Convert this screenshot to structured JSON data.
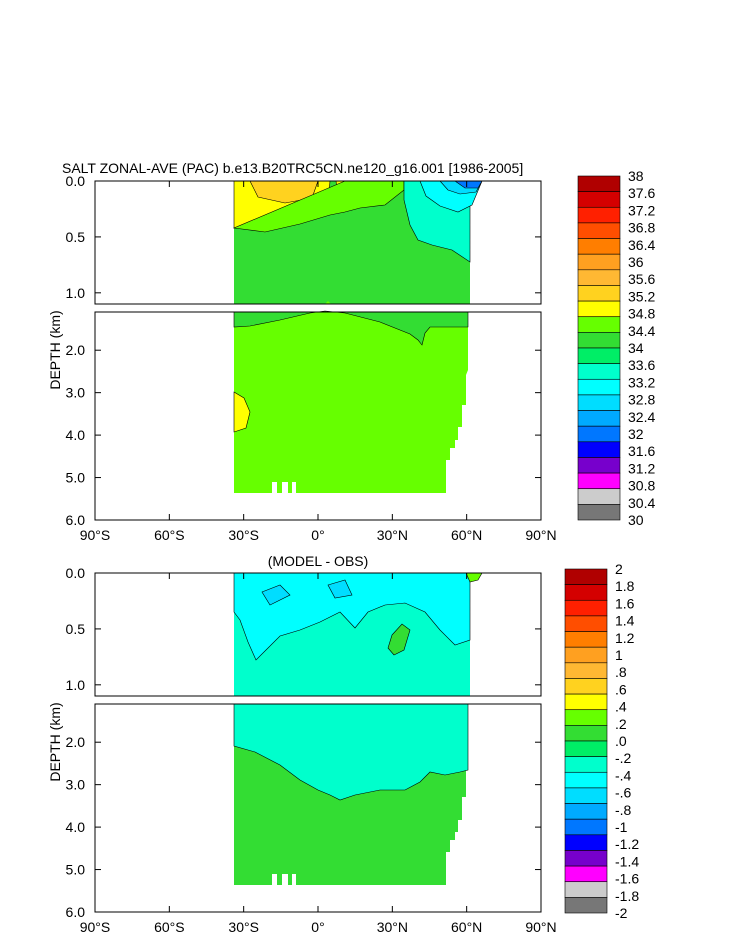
{
  "chart_data": [
    {
      "type": "heatmap",
      "title": "SALT ZONAL-AVE (PAC) b.e13.B20TRC5CN.ne120_g16.001 [1986-2005]",
      "ylabel": "DEPTH (km)",
      "xlabel": "",
      "x_ticks": [
        "90°S",
        "60°S",
        "30°S",
        "0°",
        "30°N",
        "60°N",
        "90°N"
      ],
      "xlim": [
        -90,
        90
      ],
      "y_ticks_upper": [
        "0.0",
        "0.5",
        "1.0"
      ],
      "y_ticks_lower": [
        "2.0",
        "3.0",
        "4.0",
        "5.0",
        "6.0"
      ],
      "ylim": [
        0,
        6
      ],
      "colorbar": {
        "labels": [
          "38",
          "37.6",
          "37.2",
          "36.8",
          "36.4",
          "36",
          "35.6",
          "35.2",
          "34.8",
          "34.4",
          "34",
          "33.6",
          "33.2",
          "32.8",
          "32.4",
          "32",
          "31.6",
          "31.2",
          "30.8",
          "30.4",
          "30"
        ],
        "colors": [
          "#b00000",
          "#d40000",
          "#ff2000",
          "#ff4e00",
          "#ff7e00",
          "#ffa020",
          "#ffb833",
          "#ffd21f",
          "#ffff00",
          "#66ff00",
          "#33dd33",
          "#00ee66",
          "#00ffcc",
          "#00ffff",
          "#00ddff",
          "#00aaff",
          "#0077ff",
          "#0000ff",
          "#7700cc",
          "#ff00ff",
          "#cccccc",
          "#777777"
        ]
      }
    },
    {
      "type": "heatmap",
      "title": "(MODEL - OBS)",
      "ylabel": "DEPTH (km)",
      "xlabel": "",
      "x_ticks": [
        "90°S",
        "60°S",
        "30°S",
        "0°",
        "30°N",
        "60°N",
        "90°N"
      ],
      "xlim": [
        -90,
        90
      ],
      "y_ticks_upper": [
        "0.0",
        "0.5",
        "1.0"
      ],
      "y_ticks_lower": [
        "2.0",
        "3.0",
        "4.0",
        "5.0",
        "6.0"
      ],
      "ylim": [
        0,
        6
      ],
      "colorbar": {
        "labels": [
          "2",
          "1.8",
          "1.6",
          "1.4",
          "1.2",
          "1",
          ".8",
          ".6",
          ".4",
          ".2",
          ".0",
          "-.2",
          "-.4",
          "-.6",
          "-.8",
          "-1",
          "-1.2",
          "-1.4",
          "-1.6",
          "-1.8",
          "-2"
        ],
        "colors": [
          "#b00000",
          "#d40000",
          "#ff2000",
          "#ff4e00",
          "#ff7e00",
          "#ffa020",
          "#ffb833",
          "#ffd21f",
          "#ffff00",
          "#66ff00",
          "#33dd33",
          "#00ee66",
          "#00ffcc",
          "#00ffff",
          "#00ddff",
          "#00aaff",
          "#0077ff",
          "#0000ff",
          "#7700cc",
          "#ff00ff",
          "#cccccc",
          "#777777"
        ]
      }
    }
  ]
}
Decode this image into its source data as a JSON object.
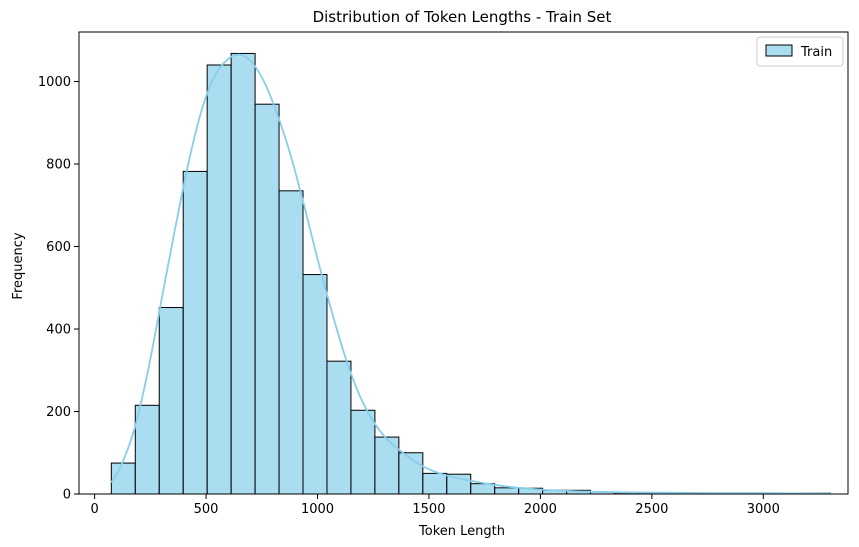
{
  "chart_data": {
    "type": "bar",
    "title": "Distribution of Token Lengths - Train Set",
    "xlabel": "Token Length",
    "ylabel": "Frequency",
    "xlim": [
      -70,
      3380
    ],
    "ylim": [
      0,
      1120
    ],
    "xticks": [
      0,
      500,
      1000,
      1500,
      2000,
      2500,
      3000
    ],
    "yticks": [
      0,
      200,
      400,
      600,
      800,
      1000
    ],
    "grid": false,
    "legend": {
      "placement": "top-right",
      "entries": [
        "Train"
      ]
    },
    "colors": {
      "bar_fill": "#87ceeb",
      "bar_fill_opacity": 0.7,
      "bar_edge": "#000000",
      "kde_line": "#87ceeb"
    },
    "series": [
      {
        "name": "Train",
        "bin_edges": [
          75,
          182.5,
          290,
          397.5,
          505,
          612.5,
          720,
          827.5,
          935,
          1042.5,
          1150,
          1257.5,
          1365,
          1472.5,
          1580,
          1687.5,
          1795,
          1902.5,
          2010,
          2117.5,
          2225,
          2332.5,
          2440,
          2547.5,
          2655,
          2762.5,
          2870,
          2977.5,
          3085,
          3192.5,
          3300
        ],
        "values": [
          75,
          215,
          452,
          782,
          1040,
          1068,
          945,
          735,
          532,
          322,
          203,
          138,
          100,
          50,
          48,
          25,
          15,
          14,
          9,
          9,
          5,
          3,
          3,
          3,
          2,
          2,
          2,
          2,
          2,
          2
        ]
      }
    ],
    "kde": {
      "x": [
        75,
        120,
        180,
        240,
        300,
        360,
        420,
        480,
        540,
        600,
        650,
        700,
        760,
        820,
        880,
        940,
        1000,
        1060,
        1120,
        1180,
        1240,
        1300,
        1360,
        1420,
        1480,
        1560,
        1650,
        1750,
        1850,
        1950,
        2050,
        2200,
        2400,
        2600,
        2800,
        3000,
        3300
      ],
      "y": [
        28,
        70,
        160,
        300,
        470,
        640,
        800,
        930,
        1015,
        1055,
        1065,
        1050,
        1000,
        920,
        820,
        700,
        570,
        450,
        340,
        250,
        185,
        140,
        110,
        85,
        65,
        48,
        36,
        26,
        18,
        13,
        9,
        6,
        4,
        3,
        2,
        2,
        1
      ]
    }
  }
}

━━━━

=== Short exercise ===
Write the records out again in full, exactly, and skip every picture.

=== Task result ===
Convert this screenshot to structured JSON data.
{
  "chart_data": [
    {
      "type": "heatmap",
      "title": "SALT ZONAL-AVE (PAC) b.e13.B20TRC5CN.ne120_g16.001 [1986-2005]",
      "ylabel": "DEPTH (km)",
      "xlabel": "",
      "x_ticks": [
        "90°S",
        "60°S",
        "30°S",
        "0°",
        "30°N",
        "60°N",
        "90°N"
      ],
      "xlim": [
        -90,
        90
      ],
      "y_ticks_upper": [
        "0.0",
        "0.5",
        "1.0"
      ],
      "y_ticks_lower": [
        "2.0",
        "3.0",
        "4.0",
        "5.0",
        "6.0"
      ],
      "ylim": [
        0,
        6
      ],
      "colorbar": {
        "labels": [
          "38",
          "37.6",
          "37.2",
          "36.8",
          "36.4",
          "36",
          "35.6",
          "35.2",
          "34.8",
          "34.4",
          "34",
          "33.6",
          "33.2",
          "32.8",
          "32.4",
          "32",
          "31.6",
          "31.2",
          "30.8",
          "30.4",
          "30"
        ],
        "colors": [
          "#b00000",
          "#d40000",
          "#ff2000",
          "#ff4e00",
          "#ff7e00",
          "#ffa020",
          "#ffb833",
          "#ffd21f",
          "#ffff00",
          "#66ff00",
          "#33dd33",
          "#00ee66",
          "#00ffcc",
          "#00ffff",
          "#00ddff",
          "#00aaff",
          "#0077ff",
          "#0000ff",
          "#7700cc",
          "#ff00ff",
          "#cccccc",
          "#777777"
        ]
      }
    },
    {
      "type": "heatmap",
      "title": "(MODEL - OBS)",
      "ylabel": "DEPTH (km)",
      "xlabel": "",
      "x_ticks": [
        "90°S",
        "60°S",
        "30°S",
        "0°",
        "30°N",
        "60°N",
        "90°N"
      ],
      "xlim": [
        -90,
        90
      ],
      "y_ticks_upper": [
        "0.0",
        "0.5",
        "1.0"
      ],
      "y_ticks_lower": [
        "2.0",
        "3.0",
        "4.0",
        "5.0",
        "6.0"
      ],
      "ylim": [
        0,
        6
      ],
      "colorbar": {
        "labels": [
          "2",
          "1.8",
          "1.6",
          "1.4",
          "1.2",
          "1",
          ".8",
          ".6",
          ".4",
          ".2",
          ".0",
          "-.2",
          "-.4",
          "-.6",
          "-.8",
          "-1",
          "-1.2",
          "-1.4",
          "-1.6",
          "-1.8",
          "-2"
        ],
        "colors": [
          "#b00000",
          "#d40000",
          "#ff2000",
          "#ff4e00",
          "#ff7e00",
          "#ffa020",
          "#ffb833",
          "#ffd21f",
          "#ffff00",
          "#66ff00",
          "#33dd33",
          "#00ee66",
          "#00ffcc",
          "#00ffff",
          "#00ddff",
          "#00aaff",
          "#0077ff",
          "#0000ff",
          "#7700cc",
          "#ff00ff",
          "#cccccc",
          "#777777"
        ]
      }
    }
  ]
}
Decode this image into its source data as a JSON object.
{
  "chart_data": {
    "type": "bar",
    "title": "Distribution of Token Lengths - Train Set",
    "xlabel": "Token Length",
    "ylabel": "Frequency",
    "xlim": [
      -70,
      3380
    ],
    "ylim": [
      0,
      1120
    ],
    "xticks": [
      0,
      500,
      1000,
      1500,
      2000,
      2500,
      3000
    ],
    "yticks": [
      0,
      200,
      400,
      600,
      800,
      1000
    ],
    "grid": false,
    "legend": {
      "placement": "top-right",
      "entries": [
        "Train"
      ]
    },
    "colors": {
      "bar_fill": "#87ceeb",
      "bar_fill_opacity": 0.7,
      "bar_edge": "#000000",
      "kde_line": "#87ceeb"
    },
    "series": [
      {
        "name": "Train",
        "bin_edges": [
          75,
          182.5,
          290,
          397.5,
          505,
          612.5,
          720,
          827.5,
          935,
          1042.5,
          1150,
          1257.5,
          1365,
          1472.5,
          1580,
          1687.5,
          1795,
          1902.5,
          2010,
          2117.5,
          2225,
          2332.5,
          2440,
          2547.5,
          2655,
          2762.5,
          2870,
          2977.5,
          3085,
          3192.5,
          3300
        ],
        "values": [
          75,
          215,
          452,
          782,
          1040,
          1068,
          945,
          735,
          532,
          322,
          203,
          138,
          100,
          50,
          48,
          25,
          15,
          14,
          9,
          9,
          5,
          3,
          3,
          3,
          2,
          2,
          2,
          2,
          2,
          2
        ]
      }
    ],
    "kde": {
      "x": [
        75,
        120,
        180,
        240,
        300,
        360,
        420,
        480,
        540,
        600,
        650,
        700,
        760,
        820,
        880,
        940,
        1000,
        1060,
        1120,
        1180,
        1240,
        1300,
        1360,
        1420,
        1480,
        1560,
        1650,
        1750,
        1850,
        1950,
        2050,
        2200,
        2400,
        2600,
        2800,
        3000,
        3300
      ],
      "y": [
        28,
        70,
        160,
        300,
        470,
        640,
        800,
        930,
        1015,
        1055,
        1065,
        1050,
        1000,
        920,
        820,
        700,
        570,
        450,
        340,
        250,
        185,
        140,
        110,
        85,
        65,
        48,
        36,
        26,
        18,
        13,
        9,
        6,
        4,
        3,
        2,
        2,
        1
      ]
    }
  }
}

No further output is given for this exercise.